### Aim of the exercise
Look through the data below. Show each line where the string "Storage" occurs.

______________________________

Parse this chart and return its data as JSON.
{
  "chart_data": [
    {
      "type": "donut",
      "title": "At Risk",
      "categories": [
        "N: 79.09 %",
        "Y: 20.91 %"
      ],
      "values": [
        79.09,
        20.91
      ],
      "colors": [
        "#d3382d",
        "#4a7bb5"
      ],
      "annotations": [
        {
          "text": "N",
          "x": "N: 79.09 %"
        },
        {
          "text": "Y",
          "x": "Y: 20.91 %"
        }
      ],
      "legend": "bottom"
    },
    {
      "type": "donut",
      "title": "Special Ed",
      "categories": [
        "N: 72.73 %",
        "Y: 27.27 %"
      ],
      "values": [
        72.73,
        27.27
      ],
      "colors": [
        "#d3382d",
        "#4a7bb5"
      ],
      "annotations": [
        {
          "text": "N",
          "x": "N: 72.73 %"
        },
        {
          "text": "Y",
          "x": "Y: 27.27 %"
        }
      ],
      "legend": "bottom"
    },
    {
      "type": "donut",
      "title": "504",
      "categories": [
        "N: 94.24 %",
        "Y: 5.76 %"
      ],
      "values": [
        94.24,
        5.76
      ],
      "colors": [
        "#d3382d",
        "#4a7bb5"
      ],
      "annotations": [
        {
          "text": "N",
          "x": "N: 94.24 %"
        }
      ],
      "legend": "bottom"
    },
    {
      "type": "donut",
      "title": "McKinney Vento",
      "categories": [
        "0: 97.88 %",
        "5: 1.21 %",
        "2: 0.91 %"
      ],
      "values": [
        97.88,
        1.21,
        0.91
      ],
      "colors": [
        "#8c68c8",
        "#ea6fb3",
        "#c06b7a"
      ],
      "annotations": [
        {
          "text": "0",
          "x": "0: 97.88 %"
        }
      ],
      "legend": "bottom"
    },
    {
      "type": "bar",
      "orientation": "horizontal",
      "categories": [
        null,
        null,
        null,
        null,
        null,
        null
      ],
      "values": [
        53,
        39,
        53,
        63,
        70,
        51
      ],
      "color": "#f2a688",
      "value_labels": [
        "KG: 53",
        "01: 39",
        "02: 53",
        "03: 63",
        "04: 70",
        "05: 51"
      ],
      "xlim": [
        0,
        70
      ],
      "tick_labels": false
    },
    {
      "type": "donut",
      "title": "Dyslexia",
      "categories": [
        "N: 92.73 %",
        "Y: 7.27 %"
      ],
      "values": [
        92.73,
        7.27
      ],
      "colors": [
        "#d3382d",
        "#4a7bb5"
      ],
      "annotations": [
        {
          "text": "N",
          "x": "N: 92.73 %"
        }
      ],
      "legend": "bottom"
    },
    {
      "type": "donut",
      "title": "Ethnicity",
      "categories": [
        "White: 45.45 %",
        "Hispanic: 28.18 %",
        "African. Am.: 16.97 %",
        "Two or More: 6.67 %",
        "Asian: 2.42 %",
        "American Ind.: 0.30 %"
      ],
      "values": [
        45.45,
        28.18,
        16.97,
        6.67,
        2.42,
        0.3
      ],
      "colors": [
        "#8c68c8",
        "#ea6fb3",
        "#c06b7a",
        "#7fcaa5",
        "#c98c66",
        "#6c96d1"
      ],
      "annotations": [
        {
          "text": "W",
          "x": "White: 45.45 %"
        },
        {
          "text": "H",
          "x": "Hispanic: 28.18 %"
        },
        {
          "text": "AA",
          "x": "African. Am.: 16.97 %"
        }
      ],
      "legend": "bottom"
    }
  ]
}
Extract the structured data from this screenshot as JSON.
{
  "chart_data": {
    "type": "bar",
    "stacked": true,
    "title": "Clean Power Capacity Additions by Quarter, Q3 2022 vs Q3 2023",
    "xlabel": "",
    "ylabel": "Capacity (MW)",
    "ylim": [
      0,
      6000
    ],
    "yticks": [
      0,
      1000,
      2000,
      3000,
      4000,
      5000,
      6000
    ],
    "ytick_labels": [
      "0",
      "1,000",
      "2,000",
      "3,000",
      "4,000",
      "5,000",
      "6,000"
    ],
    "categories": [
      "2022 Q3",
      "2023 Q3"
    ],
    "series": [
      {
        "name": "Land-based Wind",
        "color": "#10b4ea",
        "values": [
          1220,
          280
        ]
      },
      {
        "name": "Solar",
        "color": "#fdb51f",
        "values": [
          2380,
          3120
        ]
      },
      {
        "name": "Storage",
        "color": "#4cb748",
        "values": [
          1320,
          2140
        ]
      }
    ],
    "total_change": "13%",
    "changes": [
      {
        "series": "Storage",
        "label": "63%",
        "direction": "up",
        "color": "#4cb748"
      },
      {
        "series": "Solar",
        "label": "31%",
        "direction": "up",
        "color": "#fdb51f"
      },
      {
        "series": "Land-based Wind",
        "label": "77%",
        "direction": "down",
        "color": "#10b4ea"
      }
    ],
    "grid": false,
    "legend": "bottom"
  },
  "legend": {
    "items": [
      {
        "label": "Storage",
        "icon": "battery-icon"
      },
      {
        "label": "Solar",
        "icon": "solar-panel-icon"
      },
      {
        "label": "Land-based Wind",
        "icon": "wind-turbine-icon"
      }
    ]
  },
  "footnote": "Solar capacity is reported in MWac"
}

______________________________

### Worked answer
        "name": "Storage",
        "series": "Storage",
        "label": "Storage",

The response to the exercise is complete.